◆ Brief: Will you output all of the data below exactly, omitting the images?
### Data to use
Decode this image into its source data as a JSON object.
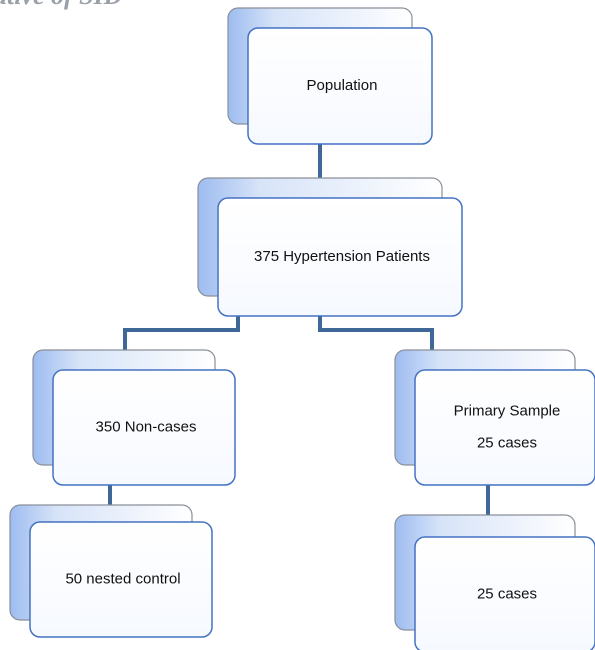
{
  "header": {
    "title": "ative of SID"
  },
  "nodes": [
    {
      "lines": [
        "Population"
      ]
    },
    {
      "lines": [
        "375 Hypertension Patients"
      ]
    },
    {
      "lines": [
        "350 Non-cases"
      ]
    },
    {
      "lines": [
        "Primary Sample",
        "25 cases"
      ]
    },
    {
      "lines": [
        "50 nested control"
      ]
    },
    {
      "lines": [
        "25 cases"
      ]
    }
  ]
}
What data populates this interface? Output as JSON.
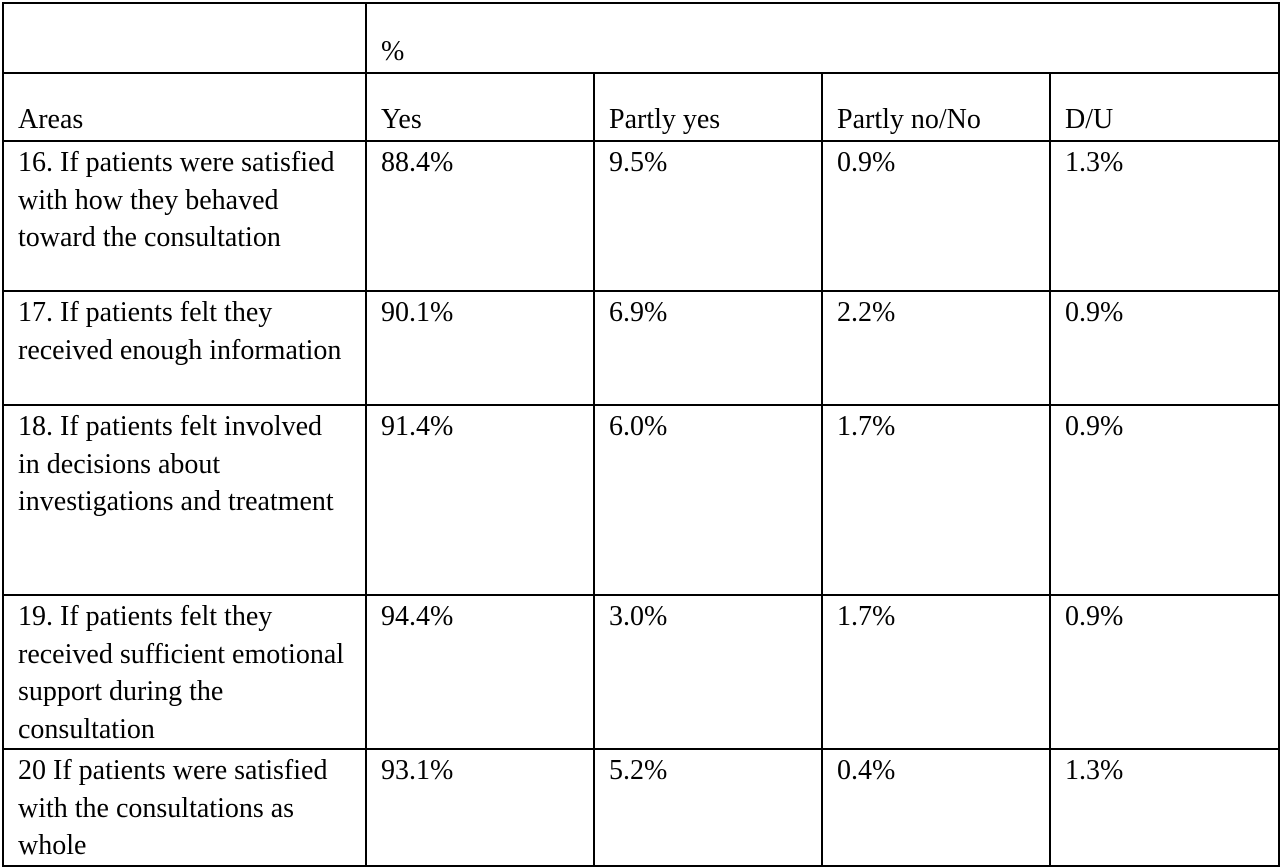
{
  "table": {
    "group_header": "%",
    "columns": [
      "Areas",
      "Yes",
      "Partly yes",
      "Partly no/No",
      "D/U"
    ],
    "rows": [
      [
        "16. If patients were satisfied with how they behaved toward the consultation",
        "88.4%",
        "9.5%",
        "0.9%",
        "1.3%"
      ],
      [
        "17. If patients felt they received enough information",
        "90.1%",
        "6.9%",
        "2.2%",
        "0.9%"
      ],
      [
        "18. If patients felt involved\nin decisions about investigations and treatment",
        "91.4%",
        "6.0%",
        "1.7%",
        "0.9%"
      ],
      [
        "19. If patients felt they received sufficient emotional support during the consultation",
        "94.4%",
        "3.0%",
        "1.7%",
        "0.9%"
      ],
      [
        "20 If patients were satisfied with the consultations as whole",
        "93.1%",
        "5.2%",
        "0.4%",
        "1.3%"
      ]
    ]
  }
}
######
◆ Exercise answer:
Decode this image into its source data as a JSON object.
{
  "header": {
    "title": "ative of SID"
  },
  "nodes": [
    {
      "lines": [
        "Population"
      ]
    },
    {
      "lines": [
        "375 Hypertension Patients"
      ]
    },
    {
      "lines": [
        "350 Non-cases"
      ]
    },
    {
      "lines": [
        "Primary Sample",
        "25 cases"
      ]
    },
    {
      "lines": [
        "50 nested control"
      ]
    },
    {
      "lines": [
        "25 cases"
      ]
    }
  ]
}
What data populates this interface? Output as JSON.
{
  "table": {
    "group_header": "%",
    "columns": [
      "Areas",
      "Yes",
      "Partly yes",
      "Partly no/No",
      "D/U"
    ],
    "rows": [
      [
        "16. If patients were satisfied with how they behaved toward the consultation",
        "88.4%",
        "9.5%",
        "0.9%",
        "1.3%"
      ],
      [
        "17. If patients felt they received enough information",
        "90.1%",
        "6.9%",
        "2.2%",
        "0.9%"
      ],
      [
        "18. If patients felt involved\nin decisions about investigations and treatment",
        "91.4%",
        "6.0%",
        "1.7%",
        "0.9%"
      ],
      [
        "19. If patients felt they received sufficient emotional support during the consultation",
        "94.4%",
        "3.0%",
        "1.7%",
        "0.9%"
      ],
      [
        "20 If patients were satisfied with the consultations as whole",
        "93.1%",
        "5.2%",
        "0.4%",
        "1.3%"
      ]
    ]
  }
}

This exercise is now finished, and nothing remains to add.